─── Entries provided

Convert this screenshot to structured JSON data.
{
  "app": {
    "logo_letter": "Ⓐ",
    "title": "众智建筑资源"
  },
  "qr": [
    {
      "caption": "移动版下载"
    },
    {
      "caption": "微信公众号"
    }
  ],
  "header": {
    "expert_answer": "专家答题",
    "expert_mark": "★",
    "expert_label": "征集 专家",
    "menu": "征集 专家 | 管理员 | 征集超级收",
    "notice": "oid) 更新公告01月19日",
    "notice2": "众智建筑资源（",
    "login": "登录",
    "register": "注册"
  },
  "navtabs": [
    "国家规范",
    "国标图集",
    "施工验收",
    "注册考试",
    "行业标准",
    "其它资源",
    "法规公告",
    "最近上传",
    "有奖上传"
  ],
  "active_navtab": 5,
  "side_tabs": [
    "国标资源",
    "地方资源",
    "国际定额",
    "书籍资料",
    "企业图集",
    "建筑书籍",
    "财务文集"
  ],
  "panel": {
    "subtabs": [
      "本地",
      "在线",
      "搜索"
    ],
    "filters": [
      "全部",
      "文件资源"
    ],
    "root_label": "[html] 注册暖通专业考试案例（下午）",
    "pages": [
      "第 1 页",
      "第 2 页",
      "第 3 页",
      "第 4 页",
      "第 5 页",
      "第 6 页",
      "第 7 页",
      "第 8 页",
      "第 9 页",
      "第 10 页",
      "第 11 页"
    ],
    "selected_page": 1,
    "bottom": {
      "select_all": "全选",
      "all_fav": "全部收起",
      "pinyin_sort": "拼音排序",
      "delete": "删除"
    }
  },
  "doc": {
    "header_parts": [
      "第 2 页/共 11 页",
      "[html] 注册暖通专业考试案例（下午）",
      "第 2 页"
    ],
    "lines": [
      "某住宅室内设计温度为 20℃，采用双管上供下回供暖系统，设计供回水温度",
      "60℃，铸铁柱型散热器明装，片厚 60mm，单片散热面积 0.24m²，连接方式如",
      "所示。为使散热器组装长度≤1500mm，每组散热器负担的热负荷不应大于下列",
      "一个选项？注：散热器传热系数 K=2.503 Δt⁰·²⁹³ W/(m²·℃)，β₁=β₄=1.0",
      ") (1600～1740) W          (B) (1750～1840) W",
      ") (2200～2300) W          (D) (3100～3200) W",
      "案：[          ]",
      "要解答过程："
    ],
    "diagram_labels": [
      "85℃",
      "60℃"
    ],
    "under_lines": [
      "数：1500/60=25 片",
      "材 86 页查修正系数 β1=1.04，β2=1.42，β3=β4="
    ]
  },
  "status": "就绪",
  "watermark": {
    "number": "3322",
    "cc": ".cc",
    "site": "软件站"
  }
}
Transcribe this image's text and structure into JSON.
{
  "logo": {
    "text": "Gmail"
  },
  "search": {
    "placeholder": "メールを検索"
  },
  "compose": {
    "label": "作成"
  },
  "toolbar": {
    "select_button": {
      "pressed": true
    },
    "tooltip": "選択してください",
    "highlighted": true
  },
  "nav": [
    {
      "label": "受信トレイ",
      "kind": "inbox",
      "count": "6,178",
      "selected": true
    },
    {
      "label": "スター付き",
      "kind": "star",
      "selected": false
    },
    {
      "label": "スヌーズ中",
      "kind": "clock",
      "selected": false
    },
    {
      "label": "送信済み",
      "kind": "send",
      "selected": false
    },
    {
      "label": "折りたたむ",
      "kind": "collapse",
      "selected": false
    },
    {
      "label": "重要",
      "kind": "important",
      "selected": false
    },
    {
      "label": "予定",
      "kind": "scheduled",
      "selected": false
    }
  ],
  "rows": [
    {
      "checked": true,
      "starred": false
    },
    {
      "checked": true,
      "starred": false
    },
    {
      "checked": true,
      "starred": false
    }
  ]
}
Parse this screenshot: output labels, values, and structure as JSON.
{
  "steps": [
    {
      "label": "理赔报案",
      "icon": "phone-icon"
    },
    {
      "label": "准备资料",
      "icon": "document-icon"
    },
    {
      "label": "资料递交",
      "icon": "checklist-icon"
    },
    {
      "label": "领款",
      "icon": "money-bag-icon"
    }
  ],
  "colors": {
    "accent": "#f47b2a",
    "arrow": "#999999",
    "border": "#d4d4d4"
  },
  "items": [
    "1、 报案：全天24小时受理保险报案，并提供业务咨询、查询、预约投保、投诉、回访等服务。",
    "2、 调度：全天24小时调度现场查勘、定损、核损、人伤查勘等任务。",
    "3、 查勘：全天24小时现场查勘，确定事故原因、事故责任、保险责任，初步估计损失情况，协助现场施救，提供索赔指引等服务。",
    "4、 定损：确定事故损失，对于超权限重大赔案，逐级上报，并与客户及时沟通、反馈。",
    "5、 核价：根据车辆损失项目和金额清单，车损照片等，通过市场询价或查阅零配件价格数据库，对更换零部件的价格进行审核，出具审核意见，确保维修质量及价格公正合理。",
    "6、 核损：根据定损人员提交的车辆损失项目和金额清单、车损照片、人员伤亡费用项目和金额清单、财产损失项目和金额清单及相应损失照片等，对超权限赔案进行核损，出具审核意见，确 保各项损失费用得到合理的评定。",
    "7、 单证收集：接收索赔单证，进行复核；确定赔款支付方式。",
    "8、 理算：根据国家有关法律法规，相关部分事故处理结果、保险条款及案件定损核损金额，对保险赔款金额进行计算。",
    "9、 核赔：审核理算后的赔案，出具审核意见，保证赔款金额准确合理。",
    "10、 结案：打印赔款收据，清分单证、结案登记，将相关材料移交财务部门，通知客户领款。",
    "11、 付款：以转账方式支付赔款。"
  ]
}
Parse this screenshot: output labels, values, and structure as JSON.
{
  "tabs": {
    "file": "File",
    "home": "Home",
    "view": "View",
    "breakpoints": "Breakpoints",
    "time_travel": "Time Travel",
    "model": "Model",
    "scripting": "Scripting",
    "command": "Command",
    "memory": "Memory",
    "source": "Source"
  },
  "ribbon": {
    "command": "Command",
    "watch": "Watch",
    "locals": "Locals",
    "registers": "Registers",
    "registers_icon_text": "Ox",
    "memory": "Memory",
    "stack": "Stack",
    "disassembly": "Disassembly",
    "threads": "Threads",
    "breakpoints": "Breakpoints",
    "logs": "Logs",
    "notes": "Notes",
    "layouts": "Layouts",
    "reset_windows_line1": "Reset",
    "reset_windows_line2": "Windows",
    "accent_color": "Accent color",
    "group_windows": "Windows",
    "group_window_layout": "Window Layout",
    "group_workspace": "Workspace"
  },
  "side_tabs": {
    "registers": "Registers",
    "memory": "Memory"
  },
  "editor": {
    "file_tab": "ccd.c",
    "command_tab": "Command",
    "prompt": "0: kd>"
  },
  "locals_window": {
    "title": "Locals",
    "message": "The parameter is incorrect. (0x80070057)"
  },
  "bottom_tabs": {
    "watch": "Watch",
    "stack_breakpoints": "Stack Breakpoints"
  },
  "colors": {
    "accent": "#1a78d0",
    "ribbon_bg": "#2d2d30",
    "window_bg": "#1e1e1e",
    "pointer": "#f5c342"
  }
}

──────

● What is required:
Give an exact repetition of all the material.

● Full response:
Convert this screenshot to structured JSON data.
{
  "app": {
    "logo_letter": "Ⓐ",
    "title": "众智建筑资源"
  },
  "qr": [
    {
      "caption": "移动版下载"
    },
    {
      "caption": "微信公众号"
    }
  ],
  "header": {
    "expert_answer": "专家答题",
    "expert_mark": "★",
    "expert_label": "征集 专家",
    "menu": "征集 专家 | 管理员 | 征集超级收",
    "notice": "oid) 更新公告01月19日",
    "notice2": "众智建筑资源（",
    "login": "登录",
    "register": "注册"
  },
  "navtabs": [
    "国家规范",
    "国标图集",
    "施工验收",
    "注册考试",
    "行业标准",
    "其它资源",
    "法规公告",
    "最近上传",
    "有奖上传"
  ],
  "active_navtab": 5,
  "side_tabs": [
    "国标资源",
    "地方资源",
    "国际定额",
    "书籍资料",
    "企业图集",
    "建筑书籍",
    "财务文集"
  ],
  "panel": {
    "subtabs": [
      "本地",
      "在线",
      "搜索"
    ],
    "filters": [
      "全部",
      "文件资源"
    ],
    "root_label": "[html] 注册暖通专业考试案例（下午）",
    "pages": [
      "第 1 页",
      "第 2 页",
      "第 3 页",
      "第 4 页",
      "第 5 页",
      "第 6 页",
      "第 7 页",
      "第 8 页",
      "第 9 页",
      "第 10 页",
      "第 11 页"
    ],
    "selected_page": 1,
    "bottom": {
      "select_all": "全选",
      "all_fav": "全部收起",
      "pinyin_sort": "拼音排序",
      "delete": "删除"
    }
  },
  "doc": {
    "header_parts": [
      "第 2 页/共 11 页",
      "[html] 注册暖通专业考试案例（下午）",
      "第 2 页"
    ],
    "lines": [
      "某住宅室内设计温度为 20℃，采用双管上供下回供暖系统，设计供回水温度",
      "60℃，铸铁柱型散热器明装，片厚 60mm，单片散热面积 0.24m²，连接方式如",
      "所示。为使散热器组装长度≤1500mm，每组散热器负担的热负荷不应大于下列",
      "一个选项？注：散热器传热系数 K=2.503 Δt⁰·²⁹³ W/(m²·℃)，β₁=β₄=1.0",
      ") (1600～1740) W          (B) (1750～1840) W",
      ") (2200～2300) W          (D) (3100～3200) W",
      "案：[          ]",
      "要解答过程："
    ],
    "diagram_labels": [
      "85℃",
      "60℃"
    ],
    "under_lines": [
      "数：1500/60=25 片",
      "材 86 页查修正系数 β1=1.04，β2=1.42，β3=β4="
    ]
  },
  "status": "就绪",
  "watermark": {
    "number": "3322",
    "cc": ".cc",
    "site": "软件站"
  }
}
Transcribe this image's text and structure into JSON.
{
  "logo": {
    "text": "Gmail"
  },
  "search": {
    "placeholder": "メールを検索"
  },
  "compose": {
    "label": "作成"
  },
  "toolbar": {
    "select_button": {
      "pressed": true
    },
    "tooltip": "選択してください",
    "highlighted": true
  },
  "nav": [
    {
      "label": "受信トレイ",
      "kind": "inbox",
      "count": "6,178",
      "selected": true
    },
    {
      "label": "スター付き",
      "kind": "star",
      "selected": false
    },
    {
      "label": "スヌーズ中",
      "kind": "clock",
      "selected": false
    },
    {
      "label": "送信済み",
      "kind": "send",
      "selected": false
    },
    {
      "label": "折りたたむ",
      "kind": "collapse",
      "selected": false
    },
    {
      "label": "重要",
      "kind": "important",
      "selected": false
    },
    {
      "label": "予定",
      "kind": "scheduled",
      "selected": false
    }
  ],
  "rows": [
    {
      "checked": true,
      "starred": false
    },
    {
      "checked": true,
      "starred": false
    },
    {
      "checked": true,
      "starred": false
    }
  ]
}
Parse this screenshot: output labels, values, and structure as JSON.
{
  "steps": [
    {
      "label": "理赔报案",
      "icon": "phone-icon"
    },
    {
      "label": "准备资料",
      "icon": "document-icon"
    },
    {
      "label": "资料递交",
      "icon": "checklist-icon"
    },
    {
      "label": "领款",
      "icon": "money-bag-icon"
    }
  ],
  "colors": {
    "accent": "#f47b2a",
    "arrow": "#999999",
    "border": "#d4d4d4"
  },
  "items": [
    "1、 报案：全天24小时受理保险报案，并提供业务咨询、查询、预约投保、投诉、回访等服务。",
    "2、 调度：全天24小时调度现场查勘、定损、核损、人伤查勘等任务。",
    "3、 查勘：全天24小时现场查勘，确定事故原因、事故责任、保险责任，初步估计损失情况，协助现场施救，提供索赔指引等服务。",
    "4、 定损：确定事故损失，对于超权限重大赔案，逐级上报，并与客户及时沟通、反馈。",
    "5、 核价：根据车辆损失项目和金额清单，车损照片等，通过市场询价或查阅零配件价格数据库，对更换零部件的价格进行审核，出具审核意见，确保维修质量及价格公正合理。",
    "6、 核损：根据定损人员提交的车辆损失项目和金额清单、车损照片、人员伤亡费用项目和金额清单、财产损失项目和金额清单及相应损失照片等，对超权限赔案进行核损，出具审核意见，确 保各项损失费用得到合理的评定。",
    "7、 单证收集：接收索赔单证，进行复核；确定赔款支付方式。",
    "8、 理算：根据国家有关法律法规，相关部分事故处理结果、保险条款及案件定损核损金额，对保险赔款金额进行计算。",
    "9、 核赔：审核理算后的赔案，出具审核意见，保证赔款金额准确合理。",
    "10、 结案：打印赔款收据，清分单证、结案登记，将相关材料移交财务部门，通知客户领款。",
    "11、 付款：以转账方式支付赔款。"
  ]
}
Parse this screenshot: output labels, values, and structure as JSON.
{
  "tabs": {
    "file": "File",
    "home": "Home",
    "view": "View",
    "breakpoints": "Breakpoints",
    "time_travel": "Time Travel",
    "model": "Model",
    "scripting": "Scripting",
    "command": "Command",
    "memory": "Memory",
    "source": "Source"
  },
  "ribbon": {
    "command": "Command",
    "watch": "Watch",
    "locals": "Locals",
    "registers": "Registers",
    "registers_icon_text": "Ox",
    "memory": "Memory",
    "stack": "Stack",
    "disassembly": "Disassembly",
    "threads": "Threads",
    "breakpoints": "Breakpoints",
    "logs": "Logs",
    "notes": "Notes",
    "layouts": "Layouts",
    "reset_windows_line1": "Reset",
    "reset_windows_line2": "Windows",
    "accent_color": "Accent color",
    "group_windows": "Windows",
    "group_window_layout": "Window Layout",
    "group_workspace": "Workspace"
  },
  "side_tabs": {
    "registers": "Registers",
    "memory": "Memory"
  },
  "editor": {
    "file_tab": "ccd.c",
    "command_tab": "Command",
    "prompt": "0: kd>"
  },
  "locals_window": {
    "title": "Locals",
    "message": "The parameter is incorrect. (0x80070057)"
  },
  "bottom_tabs": {
    "watch": "Watch",
    "stack_breakpoints": "Stack Breakpoints"
  },
  "colors": {
    "accent": "#1a78d0",
    "ribbon_bg": "#2d2d30",
    "window_bg": "#1e1e1e",
    "pointer": "#f5c342"
  }
}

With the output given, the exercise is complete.